• **Excerpt**:
>> begin

Chapter XVII (Sections 190 to 234G) of the Income Tax Act 1961-2022 deals with the provisions related to collection and recovery of tax. Section 194S of IT Act 1961 provides for payment on transfer of virtual digital asset.

Recently, we have discussed in detail section 194R (Deduction of tax on benefit or perquisite in respect of business or profession) of IT Act 1961.

Today, we learn the provisions of section 194S of Income-tax Act 1961 as amended by the Finance Act 2022. The amended provision of section 194S is effective for financial year 2022-23 relevant to the assessment year 2023-24.

In this article, you will learn detail of the provisions of section 194S of the Income Tax Act, 1961 Bare Act read with the Income-tax Rules, 1962 as provided by Ministry of Law and Justice, Government of India.

Section-194S: Payment on transfer of virtual digital asset

[Section 194S newly inserted w.e.f. 1-July-2022 by the Finance Act 2022]

Section 194S (1):

Any person responsible for paying to any resident any sum by way of consideration for transfer of a virtual digital asset, shall, at the time of credit of such sum to the account of the resident or at the time of payment of such sum by any mode, whichever is earlier, deduct an amount equal to one per cent. of such sum as income-tax thereon:

Provided that in a case where the consideration for transfer of virtual digital asset is—

  • (a) wholly in kind or in exchange of another virtual digital asset, where there is no part in cash; or
  • (b) partly in cash and partly in kind but the part in cash is not sufficient to meet the liability of deduction of tax in respect of whole of such transfer,

the person responsible for paying such consideration shall, before releasing the consideration, ensure that tax required to be deducted has been paid in respect of such consideration for the transfer of virtual digital asset.

Section 194S (2):

The provisions of sections 203A and 206AB shall not apply to a specified person.

Section 194S (3):

Notwithstanding anything contained in sub-section (1), no tax shall be deducted in a case, where—

(a) the consideration is payable by a specified person and the value or aggregate value of such consideration does not exceed fifty thousand rupees during the financial year; or

(b) the consideration is payable by any person other than a specified person and the value or aggregate value of such consideration does not exceed ten thousand rupees during the financial year.

Section 194S (4):

Notwithstanding anything contained in section 194-O, in case of a transaction to which the provisions of the said section are also applicable along with the provisions of this section, then, tax shall be deducted under sub-section (1).

>> end

• **Written exercise A**: Print the part of the section 194S excerpt starting with "Chapter XVII (Sections" and going on through "on transfer of virtual digital asset.".
The section 194S excerpt and the item position entries have no connection to each other.

Item position entries
>> begin

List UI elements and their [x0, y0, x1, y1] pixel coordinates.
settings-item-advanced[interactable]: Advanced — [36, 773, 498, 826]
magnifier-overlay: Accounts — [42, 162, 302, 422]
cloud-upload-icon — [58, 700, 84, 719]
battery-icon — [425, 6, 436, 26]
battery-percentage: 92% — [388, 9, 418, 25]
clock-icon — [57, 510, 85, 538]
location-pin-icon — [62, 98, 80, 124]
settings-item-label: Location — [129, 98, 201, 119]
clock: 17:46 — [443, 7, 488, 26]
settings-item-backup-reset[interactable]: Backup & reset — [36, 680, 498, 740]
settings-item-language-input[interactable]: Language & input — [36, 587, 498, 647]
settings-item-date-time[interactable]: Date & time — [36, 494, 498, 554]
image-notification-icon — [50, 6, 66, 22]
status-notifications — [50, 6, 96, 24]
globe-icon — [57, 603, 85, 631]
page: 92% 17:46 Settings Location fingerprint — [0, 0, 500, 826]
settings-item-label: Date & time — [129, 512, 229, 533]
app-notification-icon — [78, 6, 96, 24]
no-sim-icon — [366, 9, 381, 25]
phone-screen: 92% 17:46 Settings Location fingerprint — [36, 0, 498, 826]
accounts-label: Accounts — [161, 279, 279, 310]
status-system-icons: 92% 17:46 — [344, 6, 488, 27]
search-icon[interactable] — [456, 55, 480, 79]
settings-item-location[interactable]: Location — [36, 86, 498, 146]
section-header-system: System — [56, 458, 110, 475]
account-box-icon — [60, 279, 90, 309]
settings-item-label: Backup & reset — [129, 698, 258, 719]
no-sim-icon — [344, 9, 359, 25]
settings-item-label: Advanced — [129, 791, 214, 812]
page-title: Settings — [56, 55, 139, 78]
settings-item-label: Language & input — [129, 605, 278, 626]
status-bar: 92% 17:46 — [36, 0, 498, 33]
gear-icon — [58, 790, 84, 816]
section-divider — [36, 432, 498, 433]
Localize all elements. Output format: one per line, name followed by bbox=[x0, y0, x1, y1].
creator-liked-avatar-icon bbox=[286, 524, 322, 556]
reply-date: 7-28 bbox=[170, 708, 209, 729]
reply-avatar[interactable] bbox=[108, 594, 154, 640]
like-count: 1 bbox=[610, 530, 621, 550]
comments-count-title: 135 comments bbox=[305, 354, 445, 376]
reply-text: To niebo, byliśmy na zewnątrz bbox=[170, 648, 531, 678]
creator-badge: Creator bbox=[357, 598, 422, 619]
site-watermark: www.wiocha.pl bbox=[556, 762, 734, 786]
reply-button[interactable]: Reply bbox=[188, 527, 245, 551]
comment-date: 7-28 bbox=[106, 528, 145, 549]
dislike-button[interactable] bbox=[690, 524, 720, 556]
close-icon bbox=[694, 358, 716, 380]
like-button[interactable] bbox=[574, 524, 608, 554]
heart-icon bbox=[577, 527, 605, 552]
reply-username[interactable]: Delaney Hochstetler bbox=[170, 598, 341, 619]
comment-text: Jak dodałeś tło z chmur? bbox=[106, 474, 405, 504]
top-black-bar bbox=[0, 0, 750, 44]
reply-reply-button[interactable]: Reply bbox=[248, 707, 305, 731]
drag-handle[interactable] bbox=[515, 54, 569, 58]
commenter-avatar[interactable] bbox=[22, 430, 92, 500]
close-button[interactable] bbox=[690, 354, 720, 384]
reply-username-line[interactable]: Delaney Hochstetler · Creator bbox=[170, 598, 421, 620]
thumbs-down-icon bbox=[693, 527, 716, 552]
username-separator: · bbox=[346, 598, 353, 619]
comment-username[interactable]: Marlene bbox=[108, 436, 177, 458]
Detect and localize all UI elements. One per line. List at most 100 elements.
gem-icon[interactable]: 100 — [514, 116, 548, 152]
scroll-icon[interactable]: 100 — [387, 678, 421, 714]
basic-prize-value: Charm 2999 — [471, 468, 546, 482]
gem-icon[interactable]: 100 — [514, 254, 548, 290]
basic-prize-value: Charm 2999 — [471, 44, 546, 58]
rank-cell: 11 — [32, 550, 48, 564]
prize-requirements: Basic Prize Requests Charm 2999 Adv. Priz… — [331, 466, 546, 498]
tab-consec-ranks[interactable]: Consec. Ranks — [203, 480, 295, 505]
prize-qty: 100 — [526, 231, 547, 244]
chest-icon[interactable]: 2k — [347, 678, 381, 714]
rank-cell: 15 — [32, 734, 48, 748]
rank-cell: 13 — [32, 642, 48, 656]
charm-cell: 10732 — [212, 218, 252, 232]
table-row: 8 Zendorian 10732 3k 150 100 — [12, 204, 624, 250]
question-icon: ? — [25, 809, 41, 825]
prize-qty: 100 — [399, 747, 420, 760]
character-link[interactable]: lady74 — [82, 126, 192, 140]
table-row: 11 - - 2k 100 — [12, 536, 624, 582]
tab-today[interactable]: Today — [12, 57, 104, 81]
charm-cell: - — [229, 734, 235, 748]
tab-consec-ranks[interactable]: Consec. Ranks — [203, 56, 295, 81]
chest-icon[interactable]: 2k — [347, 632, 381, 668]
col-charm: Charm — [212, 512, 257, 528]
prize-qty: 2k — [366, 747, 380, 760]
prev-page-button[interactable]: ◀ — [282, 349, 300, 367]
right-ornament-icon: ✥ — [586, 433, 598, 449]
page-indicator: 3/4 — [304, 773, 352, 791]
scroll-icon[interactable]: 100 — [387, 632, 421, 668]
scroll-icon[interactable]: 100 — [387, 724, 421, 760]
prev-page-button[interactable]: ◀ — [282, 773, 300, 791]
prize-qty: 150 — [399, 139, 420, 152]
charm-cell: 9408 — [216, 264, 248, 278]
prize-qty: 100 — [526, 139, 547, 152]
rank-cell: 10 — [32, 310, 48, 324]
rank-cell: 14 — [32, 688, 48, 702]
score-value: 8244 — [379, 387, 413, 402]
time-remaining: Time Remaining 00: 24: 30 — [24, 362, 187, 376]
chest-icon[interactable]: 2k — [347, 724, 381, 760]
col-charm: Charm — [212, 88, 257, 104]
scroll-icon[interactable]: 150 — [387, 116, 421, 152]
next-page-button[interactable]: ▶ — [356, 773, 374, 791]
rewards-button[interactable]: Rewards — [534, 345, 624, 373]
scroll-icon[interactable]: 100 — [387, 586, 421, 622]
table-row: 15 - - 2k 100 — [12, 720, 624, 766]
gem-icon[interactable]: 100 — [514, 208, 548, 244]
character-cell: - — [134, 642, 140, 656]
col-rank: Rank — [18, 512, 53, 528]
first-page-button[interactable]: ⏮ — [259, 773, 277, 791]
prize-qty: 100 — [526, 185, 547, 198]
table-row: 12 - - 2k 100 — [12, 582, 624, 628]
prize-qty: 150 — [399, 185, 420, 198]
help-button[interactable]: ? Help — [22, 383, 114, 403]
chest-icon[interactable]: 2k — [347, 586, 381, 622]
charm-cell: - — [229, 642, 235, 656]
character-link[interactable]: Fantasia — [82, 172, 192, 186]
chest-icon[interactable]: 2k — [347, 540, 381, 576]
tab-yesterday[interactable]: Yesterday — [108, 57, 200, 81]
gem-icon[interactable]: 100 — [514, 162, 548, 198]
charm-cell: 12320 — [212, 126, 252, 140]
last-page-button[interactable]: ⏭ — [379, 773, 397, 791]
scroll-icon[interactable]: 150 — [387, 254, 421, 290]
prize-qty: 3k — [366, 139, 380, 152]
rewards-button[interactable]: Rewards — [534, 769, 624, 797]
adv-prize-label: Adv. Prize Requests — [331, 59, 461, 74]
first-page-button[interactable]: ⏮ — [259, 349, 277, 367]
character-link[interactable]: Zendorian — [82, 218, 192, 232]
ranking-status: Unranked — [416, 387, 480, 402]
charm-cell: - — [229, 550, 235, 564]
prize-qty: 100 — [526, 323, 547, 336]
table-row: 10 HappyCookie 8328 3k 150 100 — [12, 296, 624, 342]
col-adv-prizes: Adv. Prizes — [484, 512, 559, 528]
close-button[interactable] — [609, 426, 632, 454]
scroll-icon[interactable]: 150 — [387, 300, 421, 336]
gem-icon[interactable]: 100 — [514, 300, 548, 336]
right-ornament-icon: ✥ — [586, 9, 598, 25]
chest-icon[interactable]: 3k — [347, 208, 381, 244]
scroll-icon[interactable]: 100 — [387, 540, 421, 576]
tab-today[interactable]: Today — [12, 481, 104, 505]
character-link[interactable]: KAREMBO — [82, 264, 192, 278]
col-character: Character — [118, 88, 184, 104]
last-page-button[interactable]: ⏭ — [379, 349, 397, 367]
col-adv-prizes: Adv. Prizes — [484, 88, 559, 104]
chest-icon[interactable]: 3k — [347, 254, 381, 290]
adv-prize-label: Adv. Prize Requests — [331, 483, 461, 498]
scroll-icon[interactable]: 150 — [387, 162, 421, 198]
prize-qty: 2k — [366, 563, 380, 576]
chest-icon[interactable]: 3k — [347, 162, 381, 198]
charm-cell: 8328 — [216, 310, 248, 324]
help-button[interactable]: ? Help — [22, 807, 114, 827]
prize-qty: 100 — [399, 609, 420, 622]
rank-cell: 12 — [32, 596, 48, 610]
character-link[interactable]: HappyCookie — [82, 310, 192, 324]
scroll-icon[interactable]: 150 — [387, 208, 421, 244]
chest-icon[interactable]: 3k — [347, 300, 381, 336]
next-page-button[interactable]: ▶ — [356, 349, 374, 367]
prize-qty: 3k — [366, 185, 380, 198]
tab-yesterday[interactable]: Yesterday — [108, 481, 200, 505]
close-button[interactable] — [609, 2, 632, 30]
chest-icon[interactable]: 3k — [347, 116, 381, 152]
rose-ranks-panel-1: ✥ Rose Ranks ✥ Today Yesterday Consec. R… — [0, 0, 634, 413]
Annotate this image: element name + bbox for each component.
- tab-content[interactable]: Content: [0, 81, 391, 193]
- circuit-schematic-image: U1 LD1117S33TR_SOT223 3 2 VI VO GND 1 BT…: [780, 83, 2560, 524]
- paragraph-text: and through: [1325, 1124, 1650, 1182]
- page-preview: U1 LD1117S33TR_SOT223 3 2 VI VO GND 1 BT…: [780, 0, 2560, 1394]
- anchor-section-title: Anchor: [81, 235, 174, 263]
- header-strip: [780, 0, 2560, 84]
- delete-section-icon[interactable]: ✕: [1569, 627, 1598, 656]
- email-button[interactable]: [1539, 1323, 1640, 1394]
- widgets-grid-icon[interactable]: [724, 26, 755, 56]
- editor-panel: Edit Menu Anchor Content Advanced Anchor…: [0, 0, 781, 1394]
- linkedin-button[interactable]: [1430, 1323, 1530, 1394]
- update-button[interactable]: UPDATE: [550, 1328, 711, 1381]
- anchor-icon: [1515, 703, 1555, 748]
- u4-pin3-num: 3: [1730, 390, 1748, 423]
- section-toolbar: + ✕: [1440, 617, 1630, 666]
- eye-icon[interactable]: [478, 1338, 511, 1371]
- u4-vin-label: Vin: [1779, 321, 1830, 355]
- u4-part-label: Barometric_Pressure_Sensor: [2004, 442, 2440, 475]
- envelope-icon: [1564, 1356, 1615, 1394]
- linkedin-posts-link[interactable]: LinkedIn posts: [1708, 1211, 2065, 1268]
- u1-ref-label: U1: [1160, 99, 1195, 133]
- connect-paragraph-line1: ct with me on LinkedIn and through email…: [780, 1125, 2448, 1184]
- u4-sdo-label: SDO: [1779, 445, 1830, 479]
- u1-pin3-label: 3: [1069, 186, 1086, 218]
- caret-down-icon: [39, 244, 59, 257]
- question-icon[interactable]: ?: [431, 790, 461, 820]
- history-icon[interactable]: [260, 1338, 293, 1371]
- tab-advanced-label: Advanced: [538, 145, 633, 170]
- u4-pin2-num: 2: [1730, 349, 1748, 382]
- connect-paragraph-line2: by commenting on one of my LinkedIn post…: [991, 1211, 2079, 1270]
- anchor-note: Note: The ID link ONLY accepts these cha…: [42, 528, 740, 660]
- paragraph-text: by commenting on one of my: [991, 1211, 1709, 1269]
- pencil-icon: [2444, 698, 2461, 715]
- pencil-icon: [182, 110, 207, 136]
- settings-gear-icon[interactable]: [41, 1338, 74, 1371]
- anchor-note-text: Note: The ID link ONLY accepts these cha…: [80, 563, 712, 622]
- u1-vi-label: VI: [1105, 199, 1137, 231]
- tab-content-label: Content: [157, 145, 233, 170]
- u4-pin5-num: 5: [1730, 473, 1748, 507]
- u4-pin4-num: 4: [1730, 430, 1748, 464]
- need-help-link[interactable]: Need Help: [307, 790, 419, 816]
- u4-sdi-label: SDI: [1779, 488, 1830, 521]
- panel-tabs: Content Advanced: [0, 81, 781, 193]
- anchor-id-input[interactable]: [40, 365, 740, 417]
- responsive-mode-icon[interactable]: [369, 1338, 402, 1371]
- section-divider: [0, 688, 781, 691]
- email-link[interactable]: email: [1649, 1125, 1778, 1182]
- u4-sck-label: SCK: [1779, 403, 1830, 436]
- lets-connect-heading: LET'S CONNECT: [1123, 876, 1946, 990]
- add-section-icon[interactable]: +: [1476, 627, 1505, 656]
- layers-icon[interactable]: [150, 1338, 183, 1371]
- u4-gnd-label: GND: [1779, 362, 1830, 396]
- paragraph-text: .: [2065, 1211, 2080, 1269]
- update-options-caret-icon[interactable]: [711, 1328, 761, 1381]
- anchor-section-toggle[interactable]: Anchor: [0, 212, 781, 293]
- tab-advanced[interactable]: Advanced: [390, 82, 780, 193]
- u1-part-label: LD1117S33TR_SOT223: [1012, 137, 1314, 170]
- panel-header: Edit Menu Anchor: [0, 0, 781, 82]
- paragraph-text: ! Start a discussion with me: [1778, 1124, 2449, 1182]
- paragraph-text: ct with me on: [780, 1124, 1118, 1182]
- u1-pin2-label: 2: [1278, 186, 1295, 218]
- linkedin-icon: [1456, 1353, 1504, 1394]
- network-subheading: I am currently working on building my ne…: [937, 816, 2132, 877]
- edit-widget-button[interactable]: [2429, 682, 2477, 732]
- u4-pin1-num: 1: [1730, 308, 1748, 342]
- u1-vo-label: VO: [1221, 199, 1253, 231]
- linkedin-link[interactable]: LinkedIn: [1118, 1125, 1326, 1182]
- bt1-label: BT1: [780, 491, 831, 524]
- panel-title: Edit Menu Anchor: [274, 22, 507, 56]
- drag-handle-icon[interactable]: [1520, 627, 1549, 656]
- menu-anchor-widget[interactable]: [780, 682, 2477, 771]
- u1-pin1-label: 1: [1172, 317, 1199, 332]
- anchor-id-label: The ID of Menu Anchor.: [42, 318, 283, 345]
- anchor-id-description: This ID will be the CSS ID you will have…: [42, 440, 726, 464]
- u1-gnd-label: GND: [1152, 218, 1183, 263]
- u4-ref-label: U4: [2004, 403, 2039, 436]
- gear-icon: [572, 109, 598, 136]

>> end

• **Written exercise B**: Output, verbatim, the item position entries from their first line through the line with "search-icon[interactable] — [456, 55, 480, 79]", including both of those lines.

• **Correct output A**:
Chapter XVII (Sections 190 to 234G) of the Income Tax Act 1961-2022 deals with the provisions related to collection and recovery of tax. Section 194S of IT Act 1961 provides for payment on transfer of virtual digital asset.

• **Correct output B**:
List UI elements and their [x0, y0, x1, y1] pixel coordinates.
settings-item-advanced[interactable]: Advanced — [36, 773, 498, 826]
magnifier-overlay: Accounts — [42, 162, 302, 422]
cloud-upload-icon — [58, 700, 84, 719]
battery-icon — [425, 6, 436, 26]
battery-percentage: 92% — [388, 9, 418, 25]
clock-icon — [57, 510, 85, 538]
location-pin-icon — [62, 98, 80, 124]
settings-item-label: Location — [129, 98, 201, 119]
clock: 17:46 — [443, 7, 488, 26]
settings-item-backup-reset[interactable]: Backup & reset — [36, 680, 498, 740]
settings-item-language-input[interactable]: Language & input — [36, 587, 498, 647]
settings-item-date-time[interactable]: Date & time — [36, 494, 498, 554]
image-notification-icon — [50, 6, 66, 22]
status-notifications — [50, 6, 96, 24]
globe-icon — [57, 603, 85, 631]
page: 92% 17:46 Settings Location fingerprint — [0, 0, 500, 826]
settings-item-label: Date & time — [129, 512, 229, 533]
app-notification-icon — [78, 6, 96, 24]
no-sim-icon — [366, 9, 381, 25]
phone-screen: 92% 17:46 Settings Location fingerprint — [36, 0, 498, 826]
accounts-label: Accounts — [161, 279, 279, 310]
status-system-icons: 92% 17:46 — [344, 6, 488, 27]
search-icon[interactable] — [456, 55, 480, 79]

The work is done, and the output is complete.